_Excerpt_:
Thousand separator silently ruins inputted value in settings

Horror story ahead.

We had a community manager reach out to us because they saw that the number of users on their forum was not rising as well as they were used to.

After some research we found that a lot of users that just signed up were being removed because they were deemed inactive.

This turned out to be because the setting clean_up_inactive_users_after_days was set to 1

So I clicked the history icon and saw that the setting was changed from 730 (two years) to 1,095 (three years) over a year ago.

Yes people, when you enter a comma (or a dot, as is common in non-English speaking countries) as a digit group separator in a numeric site setting, it will silently(!) cut off everything behind the first separator. To make things even worse, this will only become visible after a hard page refresh.

I wonder if any other settings that use high numeric values are affected this way as well?

Well, yes.

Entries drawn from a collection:

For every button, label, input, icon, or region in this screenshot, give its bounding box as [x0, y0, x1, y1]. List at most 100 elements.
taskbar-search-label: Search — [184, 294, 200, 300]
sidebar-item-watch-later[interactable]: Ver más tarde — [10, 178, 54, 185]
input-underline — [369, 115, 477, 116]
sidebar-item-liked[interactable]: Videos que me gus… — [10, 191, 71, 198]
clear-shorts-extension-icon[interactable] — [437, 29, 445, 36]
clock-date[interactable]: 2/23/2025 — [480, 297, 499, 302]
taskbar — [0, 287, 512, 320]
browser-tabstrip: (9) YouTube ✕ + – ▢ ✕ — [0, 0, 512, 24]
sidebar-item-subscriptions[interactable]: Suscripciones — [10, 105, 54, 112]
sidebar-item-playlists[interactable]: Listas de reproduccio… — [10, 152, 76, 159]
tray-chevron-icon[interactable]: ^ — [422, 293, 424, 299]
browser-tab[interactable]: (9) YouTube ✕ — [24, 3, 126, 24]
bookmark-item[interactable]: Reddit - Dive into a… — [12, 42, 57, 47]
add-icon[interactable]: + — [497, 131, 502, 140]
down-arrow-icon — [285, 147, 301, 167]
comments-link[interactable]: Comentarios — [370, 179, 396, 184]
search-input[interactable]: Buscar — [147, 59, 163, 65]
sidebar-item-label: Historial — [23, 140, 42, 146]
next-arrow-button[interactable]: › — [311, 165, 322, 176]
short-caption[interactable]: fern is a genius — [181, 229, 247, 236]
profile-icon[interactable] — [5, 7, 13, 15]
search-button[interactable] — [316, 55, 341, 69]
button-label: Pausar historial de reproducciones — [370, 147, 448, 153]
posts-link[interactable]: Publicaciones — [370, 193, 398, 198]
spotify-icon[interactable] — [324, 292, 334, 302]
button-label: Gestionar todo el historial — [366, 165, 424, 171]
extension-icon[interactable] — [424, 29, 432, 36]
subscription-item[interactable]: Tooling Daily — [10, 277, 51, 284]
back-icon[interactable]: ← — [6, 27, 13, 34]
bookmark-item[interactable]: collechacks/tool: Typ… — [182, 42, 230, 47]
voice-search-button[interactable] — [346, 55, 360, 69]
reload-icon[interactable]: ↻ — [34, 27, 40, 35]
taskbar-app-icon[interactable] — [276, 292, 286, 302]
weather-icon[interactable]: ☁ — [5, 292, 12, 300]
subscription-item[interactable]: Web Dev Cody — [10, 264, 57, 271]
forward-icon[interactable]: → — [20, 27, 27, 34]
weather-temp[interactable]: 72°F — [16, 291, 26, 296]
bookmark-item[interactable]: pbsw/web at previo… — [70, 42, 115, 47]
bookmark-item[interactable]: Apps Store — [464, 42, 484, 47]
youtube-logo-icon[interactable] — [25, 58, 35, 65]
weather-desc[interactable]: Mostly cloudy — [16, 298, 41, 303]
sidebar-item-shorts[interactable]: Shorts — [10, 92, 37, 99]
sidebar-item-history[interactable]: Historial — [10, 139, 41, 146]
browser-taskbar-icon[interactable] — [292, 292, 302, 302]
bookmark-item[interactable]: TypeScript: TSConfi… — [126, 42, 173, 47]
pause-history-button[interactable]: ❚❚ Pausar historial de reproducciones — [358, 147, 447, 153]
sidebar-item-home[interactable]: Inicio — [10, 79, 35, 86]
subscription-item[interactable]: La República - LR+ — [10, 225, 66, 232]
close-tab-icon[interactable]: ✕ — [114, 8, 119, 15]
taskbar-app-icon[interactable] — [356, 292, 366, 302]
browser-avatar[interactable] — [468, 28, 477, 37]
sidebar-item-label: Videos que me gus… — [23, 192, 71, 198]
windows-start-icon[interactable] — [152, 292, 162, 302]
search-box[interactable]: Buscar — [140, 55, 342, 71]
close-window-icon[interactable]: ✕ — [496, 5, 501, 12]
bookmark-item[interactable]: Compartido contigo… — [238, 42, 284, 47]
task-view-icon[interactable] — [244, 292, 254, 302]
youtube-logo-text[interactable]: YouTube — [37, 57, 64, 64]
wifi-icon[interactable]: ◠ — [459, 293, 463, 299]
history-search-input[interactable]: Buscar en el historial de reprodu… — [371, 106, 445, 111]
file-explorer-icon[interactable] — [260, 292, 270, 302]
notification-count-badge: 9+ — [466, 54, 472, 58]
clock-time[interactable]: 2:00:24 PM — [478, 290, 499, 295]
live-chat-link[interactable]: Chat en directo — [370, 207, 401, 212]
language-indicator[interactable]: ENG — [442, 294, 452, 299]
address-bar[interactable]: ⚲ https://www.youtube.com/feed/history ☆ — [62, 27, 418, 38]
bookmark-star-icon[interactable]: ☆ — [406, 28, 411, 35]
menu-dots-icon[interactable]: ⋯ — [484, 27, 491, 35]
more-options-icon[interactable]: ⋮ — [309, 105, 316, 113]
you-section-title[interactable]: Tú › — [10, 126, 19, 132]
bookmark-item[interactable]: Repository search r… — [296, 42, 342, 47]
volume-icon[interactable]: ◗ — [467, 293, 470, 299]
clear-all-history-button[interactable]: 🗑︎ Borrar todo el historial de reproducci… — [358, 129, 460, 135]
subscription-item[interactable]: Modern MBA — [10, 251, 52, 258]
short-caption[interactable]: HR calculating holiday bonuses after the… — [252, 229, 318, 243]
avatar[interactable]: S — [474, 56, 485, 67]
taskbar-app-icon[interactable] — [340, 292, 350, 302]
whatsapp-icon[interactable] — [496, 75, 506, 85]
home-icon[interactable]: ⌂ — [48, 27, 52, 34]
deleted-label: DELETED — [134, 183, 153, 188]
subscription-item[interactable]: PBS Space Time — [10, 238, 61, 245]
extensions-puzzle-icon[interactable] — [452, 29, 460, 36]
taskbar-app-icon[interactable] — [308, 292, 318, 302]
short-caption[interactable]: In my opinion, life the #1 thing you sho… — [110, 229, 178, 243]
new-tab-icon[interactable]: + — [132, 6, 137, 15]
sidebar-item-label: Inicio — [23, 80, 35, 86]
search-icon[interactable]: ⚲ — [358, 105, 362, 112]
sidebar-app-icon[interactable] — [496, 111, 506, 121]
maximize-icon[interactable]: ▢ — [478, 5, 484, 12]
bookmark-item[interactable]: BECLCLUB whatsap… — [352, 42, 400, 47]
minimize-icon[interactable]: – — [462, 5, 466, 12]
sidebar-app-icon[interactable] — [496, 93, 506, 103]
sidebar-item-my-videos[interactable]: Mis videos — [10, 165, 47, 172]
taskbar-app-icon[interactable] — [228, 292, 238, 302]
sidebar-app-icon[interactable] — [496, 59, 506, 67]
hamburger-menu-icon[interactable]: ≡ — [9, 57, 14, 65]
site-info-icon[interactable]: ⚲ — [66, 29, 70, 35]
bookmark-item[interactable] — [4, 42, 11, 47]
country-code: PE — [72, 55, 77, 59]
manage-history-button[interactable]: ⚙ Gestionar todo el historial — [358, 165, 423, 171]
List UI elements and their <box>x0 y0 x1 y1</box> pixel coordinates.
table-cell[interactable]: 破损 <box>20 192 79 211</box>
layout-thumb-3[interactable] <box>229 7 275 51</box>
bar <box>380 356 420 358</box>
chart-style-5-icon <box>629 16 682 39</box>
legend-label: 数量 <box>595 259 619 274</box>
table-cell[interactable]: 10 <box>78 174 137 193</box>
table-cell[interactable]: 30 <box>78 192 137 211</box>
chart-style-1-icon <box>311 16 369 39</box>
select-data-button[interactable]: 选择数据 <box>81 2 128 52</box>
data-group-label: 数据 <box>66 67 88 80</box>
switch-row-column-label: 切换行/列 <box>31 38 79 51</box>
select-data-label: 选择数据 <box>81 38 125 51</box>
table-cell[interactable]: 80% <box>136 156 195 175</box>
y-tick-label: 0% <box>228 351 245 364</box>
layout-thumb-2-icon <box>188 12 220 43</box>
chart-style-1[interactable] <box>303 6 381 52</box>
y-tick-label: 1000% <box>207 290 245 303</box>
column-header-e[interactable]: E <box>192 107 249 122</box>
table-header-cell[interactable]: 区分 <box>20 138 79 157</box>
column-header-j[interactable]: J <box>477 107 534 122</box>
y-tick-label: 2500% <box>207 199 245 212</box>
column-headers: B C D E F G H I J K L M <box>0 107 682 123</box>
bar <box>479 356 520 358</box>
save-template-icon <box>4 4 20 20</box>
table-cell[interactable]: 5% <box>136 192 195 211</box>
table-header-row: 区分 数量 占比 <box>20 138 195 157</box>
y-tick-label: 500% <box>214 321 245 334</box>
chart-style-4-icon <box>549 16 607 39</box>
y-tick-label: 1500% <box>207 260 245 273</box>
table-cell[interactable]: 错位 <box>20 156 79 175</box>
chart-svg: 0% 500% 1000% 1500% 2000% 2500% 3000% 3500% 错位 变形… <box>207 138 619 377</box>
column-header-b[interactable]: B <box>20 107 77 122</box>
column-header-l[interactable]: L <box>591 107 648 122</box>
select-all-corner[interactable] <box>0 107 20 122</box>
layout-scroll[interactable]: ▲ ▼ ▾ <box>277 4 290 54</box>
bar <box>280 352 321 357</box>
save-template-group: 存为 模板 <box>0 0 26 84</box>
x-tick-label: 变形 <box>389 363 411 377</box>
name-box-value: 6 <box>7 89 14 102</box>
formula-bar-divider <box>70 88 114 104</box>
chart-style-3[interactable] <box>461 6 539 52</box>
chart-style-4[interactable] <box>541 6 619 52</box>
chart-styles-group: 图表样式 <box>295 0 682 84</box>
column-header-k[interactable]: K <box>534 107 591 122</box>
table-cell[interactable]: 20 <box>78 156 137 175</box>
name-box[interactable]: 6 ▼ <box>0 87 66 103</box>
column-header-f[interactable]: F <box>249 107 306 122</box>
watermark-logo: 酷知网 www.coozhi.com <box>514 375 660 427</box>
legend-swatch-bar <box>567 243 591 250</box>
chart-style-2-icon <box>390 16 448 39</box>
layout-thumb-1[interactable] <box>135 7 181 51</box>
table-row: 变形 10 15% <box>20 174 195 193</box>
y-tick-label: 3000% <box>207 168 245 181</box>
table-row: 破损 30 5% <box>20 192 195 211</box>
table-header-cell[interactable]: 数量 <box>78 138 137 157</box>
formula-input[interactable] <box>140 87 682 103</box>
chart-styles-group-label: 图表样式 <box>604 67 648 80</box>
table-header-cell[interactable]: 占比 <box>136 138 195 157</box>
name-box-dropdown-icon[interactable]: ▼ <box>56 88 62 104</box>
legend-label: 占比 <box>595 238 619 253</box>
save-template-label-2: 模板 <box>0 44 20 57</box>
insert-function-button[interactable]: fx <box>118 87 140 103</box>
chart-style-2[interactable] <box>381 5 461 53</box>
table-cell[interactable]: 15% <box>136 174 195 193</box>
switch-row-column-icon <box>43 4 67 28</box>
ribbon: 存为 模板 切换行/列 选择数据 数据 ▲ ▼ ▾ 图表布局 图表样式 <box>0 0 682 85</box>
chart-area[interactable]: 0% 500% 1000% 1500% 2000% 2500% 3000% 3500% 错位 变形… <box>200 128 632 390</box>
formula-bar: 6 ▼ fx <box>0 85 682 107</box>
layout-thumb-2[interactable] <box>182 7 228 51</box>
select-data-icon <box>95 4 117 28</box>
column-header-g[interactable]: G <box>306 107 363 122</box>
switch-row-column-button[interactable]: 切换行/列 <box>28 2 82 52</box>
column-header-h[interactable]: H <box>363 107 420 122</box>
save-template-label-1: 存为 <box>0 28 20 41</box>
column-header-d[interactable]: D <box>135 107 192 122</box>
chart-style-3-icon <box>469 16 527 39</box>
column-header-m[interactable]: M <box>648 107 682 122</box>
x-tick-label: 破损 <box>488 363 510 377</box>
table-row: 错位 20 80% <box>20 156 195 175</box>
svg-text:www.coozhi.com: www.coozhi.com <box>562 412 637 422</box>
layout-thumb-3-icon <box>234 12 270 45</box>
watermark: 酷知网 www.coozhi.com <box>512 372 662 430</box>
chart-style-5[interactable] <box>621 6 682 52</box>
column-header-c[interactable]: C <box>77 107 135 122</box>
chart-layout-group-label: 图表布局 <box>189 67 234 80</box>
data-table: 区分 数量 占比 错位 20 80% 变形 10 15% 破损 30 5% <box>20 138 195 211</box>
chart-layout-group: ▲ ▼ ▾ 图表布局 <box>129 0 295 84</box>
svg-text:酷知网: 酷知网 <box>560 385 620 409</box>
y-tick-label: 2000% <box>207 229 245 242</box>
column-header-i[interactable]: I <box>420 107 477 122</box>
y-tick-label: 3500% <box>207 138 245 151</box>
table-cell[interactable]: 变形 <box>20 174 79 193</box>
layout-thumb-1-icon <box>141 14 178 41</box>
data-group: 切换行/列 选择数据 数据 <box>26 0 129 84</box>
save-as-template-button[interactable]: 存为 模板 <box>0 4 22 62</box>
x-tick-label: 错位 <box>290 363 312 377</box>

_What is needed_: In the forum post about the thousand separator, what happens when a comma is entered as a digit group separator in a numeric site setting?

_Result below_: Everything behind the first separator is silently cut off.